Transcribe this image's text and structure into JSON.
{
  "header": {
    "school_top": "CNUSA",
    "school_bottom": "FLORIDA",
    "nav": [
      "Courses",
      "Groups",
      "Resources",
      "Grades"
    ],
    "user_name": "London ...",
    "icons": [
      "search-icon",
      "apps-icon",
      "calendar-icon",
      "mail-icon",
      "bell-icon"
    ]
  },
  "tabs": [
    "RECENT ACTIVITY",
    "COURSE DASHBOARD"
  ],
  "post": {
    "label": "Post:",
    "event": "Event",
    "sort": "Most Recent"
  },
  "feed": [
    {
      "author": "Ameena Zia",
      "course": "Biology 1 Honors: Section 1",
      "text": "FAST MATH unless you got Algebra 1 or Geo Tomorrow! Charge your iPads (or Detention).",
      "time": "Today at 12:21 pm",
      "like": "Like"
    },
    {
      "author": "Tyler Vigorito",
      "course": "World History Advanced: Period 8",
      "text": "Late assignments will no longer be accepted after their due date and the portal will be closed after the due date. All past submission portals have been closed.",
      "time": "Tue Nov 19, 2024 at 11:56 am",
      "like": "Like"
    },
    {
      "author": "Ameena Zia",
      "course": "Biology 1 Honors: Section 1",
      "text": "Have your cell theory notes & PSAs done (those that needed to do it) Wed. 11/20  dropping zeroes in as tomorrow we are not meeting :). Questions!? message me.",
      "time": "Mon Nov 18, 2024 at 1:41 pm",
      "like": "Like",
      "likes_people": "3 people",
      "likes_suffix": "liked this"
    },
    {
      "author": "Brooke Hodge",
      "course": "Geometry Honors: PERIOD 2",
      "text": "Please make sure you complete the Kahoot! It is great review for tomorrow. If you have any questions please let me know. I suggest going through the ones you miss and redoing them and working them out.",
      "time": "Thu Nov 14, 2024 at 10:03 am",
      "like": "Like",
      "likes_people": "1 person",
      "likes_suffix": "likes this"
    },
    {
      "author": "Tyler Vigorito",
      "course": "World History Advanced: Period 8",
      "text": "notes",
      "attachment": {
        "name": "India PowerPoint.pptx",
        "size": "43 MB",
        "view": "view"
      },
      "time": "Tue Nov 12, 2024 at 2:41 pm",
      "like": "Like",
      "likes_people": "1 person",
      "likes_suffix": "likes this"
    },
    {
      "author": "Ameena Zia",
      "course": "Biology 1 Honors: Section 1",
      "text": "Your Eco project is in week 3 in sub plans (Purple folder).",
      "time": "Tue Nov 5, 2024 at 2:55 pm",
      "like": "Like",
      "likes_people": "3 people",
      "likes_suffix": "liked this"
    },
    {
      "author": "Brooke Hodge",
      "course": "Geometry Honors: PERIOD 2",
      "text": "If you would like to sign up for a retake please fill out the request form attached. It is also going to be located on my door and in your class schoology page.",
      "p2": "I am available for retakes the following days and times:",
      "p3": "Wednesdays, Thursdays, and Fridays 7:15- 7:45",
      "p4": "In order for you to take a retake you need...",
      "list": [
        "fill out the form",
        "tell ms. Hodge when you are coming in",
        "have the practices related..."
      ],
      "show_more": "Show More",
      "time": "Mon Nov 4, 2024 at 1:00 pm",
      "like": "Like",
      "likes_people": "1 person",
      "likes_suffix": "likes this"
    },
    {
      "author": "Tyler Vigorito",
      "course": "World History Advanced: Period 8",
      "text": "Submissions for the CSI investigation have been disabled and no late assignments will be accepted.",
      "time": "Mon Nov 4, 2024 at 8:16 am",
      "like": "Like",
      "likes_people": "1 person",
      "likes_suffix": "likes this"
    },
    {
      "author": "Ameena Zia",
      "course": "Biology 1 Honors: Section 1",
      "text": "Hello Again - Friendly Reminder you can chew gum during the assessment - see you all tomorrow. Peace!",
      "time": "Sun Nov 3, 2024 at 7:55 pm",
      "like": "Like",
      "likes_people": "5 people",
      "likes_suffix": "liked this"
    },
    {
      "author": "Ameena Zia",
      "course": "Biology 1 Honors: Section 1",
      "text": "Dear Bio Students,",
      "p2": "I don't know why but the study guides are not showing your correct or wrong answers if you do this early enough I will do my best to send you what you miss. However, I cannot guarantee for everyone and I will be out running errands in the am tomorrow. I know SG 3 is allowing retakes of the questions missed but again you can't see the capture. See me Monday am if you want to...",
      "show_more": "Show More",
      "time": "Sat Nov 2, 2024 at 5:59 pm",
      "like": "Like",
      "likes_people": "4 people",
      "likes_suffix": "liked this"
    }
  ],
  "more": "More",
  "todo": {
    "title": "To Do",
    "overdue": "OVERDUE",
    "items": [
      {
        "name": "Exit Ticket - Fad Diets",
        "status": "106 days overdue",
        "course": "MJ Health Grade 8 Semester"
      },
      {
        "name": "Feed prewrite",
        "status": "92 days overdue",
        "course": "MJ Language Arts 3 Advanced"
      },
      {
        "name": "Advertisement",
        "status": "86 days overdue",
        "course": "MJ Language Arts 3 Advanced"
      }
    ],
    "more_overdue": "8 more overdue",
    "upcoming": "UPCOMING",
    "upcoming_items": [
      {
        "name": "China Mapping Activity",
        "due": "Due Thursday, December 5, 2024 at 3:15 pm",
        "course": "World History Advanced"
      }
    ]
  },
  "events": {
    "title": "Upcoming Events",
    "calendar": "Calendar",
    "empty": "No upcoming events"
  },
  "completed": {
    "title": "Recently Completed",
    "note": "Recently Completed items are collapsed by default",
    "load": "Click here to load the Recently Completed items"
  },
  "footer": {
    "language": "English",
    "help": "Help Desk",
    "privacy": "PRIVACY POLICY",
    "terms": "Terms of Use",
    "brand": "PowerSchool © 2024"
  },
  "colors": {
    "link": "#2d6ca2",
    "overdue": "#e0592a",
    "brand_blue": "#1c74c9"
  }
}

▶ _Stated problem_: Say how many lines in the listing above include "status". Give nothing but the number.

▶ _Response for this exercise_: 3